- **REQUIREMENT**: Show all lines holding "redditli".

- **GIVEN RECORDS**:
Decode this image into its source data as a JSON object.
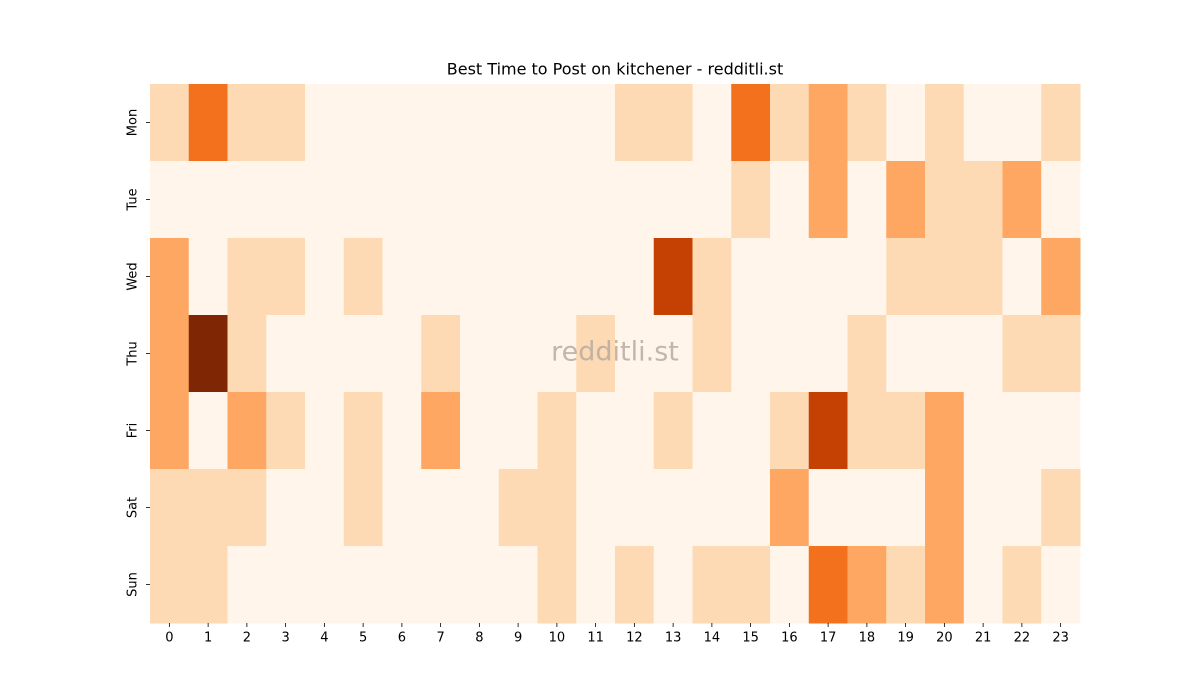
{
  "chart_data": {
    "type": "heatmap",
    "title": "Best Time to Post on kitchener - redditli.st",
    "watermark": "redditli.st",
    "x": [
      0,
      1,
      2,
      3,
      4,
      5,
      6,
      7,
      8,
      9,
      10,
      11,
      12,
      13,
      14,
      15,
      16,
      17,
      18,
      19,
      20,
      21,
      22,
      23
    ],
    "categories": [
      "Mon",
      "Tue",
      "Wed",
      "Thu",
      "Fri",
      "Sat",
      "Sun"
    ],
    "values": [
      [
        1,
        3,
        1,
        1,
        0,
        0,
        0,
        0,
        0,
        0,
        0,
        0,
        1,
        1,
        0,
        3,
        1,
        2,
        1,
        0,
        1,
        0,
        0,
        1
      ],
      [
        0,
        0,
        0,
        0,
        0,
        0,
        0,
        0,
        0,
        0,
        0,
        0,
        0,
        0,
        0,
        1,
        0,
        2,
        0,
        2,
        1,
        1,
        2,
        0
      ],
      [
        2,
        0,
        1,
        1,
        0,
        1,
        0,
        0,
        0,
        0,
        0,
        0,
        0,
        4,
        1,
        0,
        0,
        0,
        0,
        1,
        1,
        1,
        0,
        2
      ],
      [
        2,
        5,
        1,
        0,
        0,
        0,
        0,
        1,
        0,
        0,
        0,
        1,
        0,
        0,
        1,
        0,
        0,
        0,
        1,
        0,
        0,
        0,
        1,
        1
      ],
      [
        2,
        0,
        2,
        1,
        0,
        1,
        0,
        2,
        0,
        0,
        1,
        0,
        0,
        1,
        0,
        0,
        1,
        4,
        1,
        1,
        2,
        0,
        0,
        0
      ],
      [
        1,
        1,
        1,
        0,
        0,
        1,
        0,
        0,
        0,
        1,
        1,
        0,
        0,
        0,
        0,
        0,
        2,
        0,
        0,
        0,
        2,
        0,
        0,
        1
      ],
      [
        1,
        1,
        0,
        0,
        0,
        0,
        0,
        0,
        0,
        0,
        1,
        0,
        1,
        0,
        1,
        1,
        0,
        3,
        2,
        1,
        2,
        0,
        1,
        0
      ]
    ],
    "colormap": [
      "#fff5eb",
      "#fdd9b4",
      "#fda762",
      "#f3711c",
      "#c44103",
      "#7f2704"
    ]
  }
}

- **EXPECTED ANSWER**:
    "title": "Best Time to Post on kitchener - redditli.st",
    "watermark": "redditli.st",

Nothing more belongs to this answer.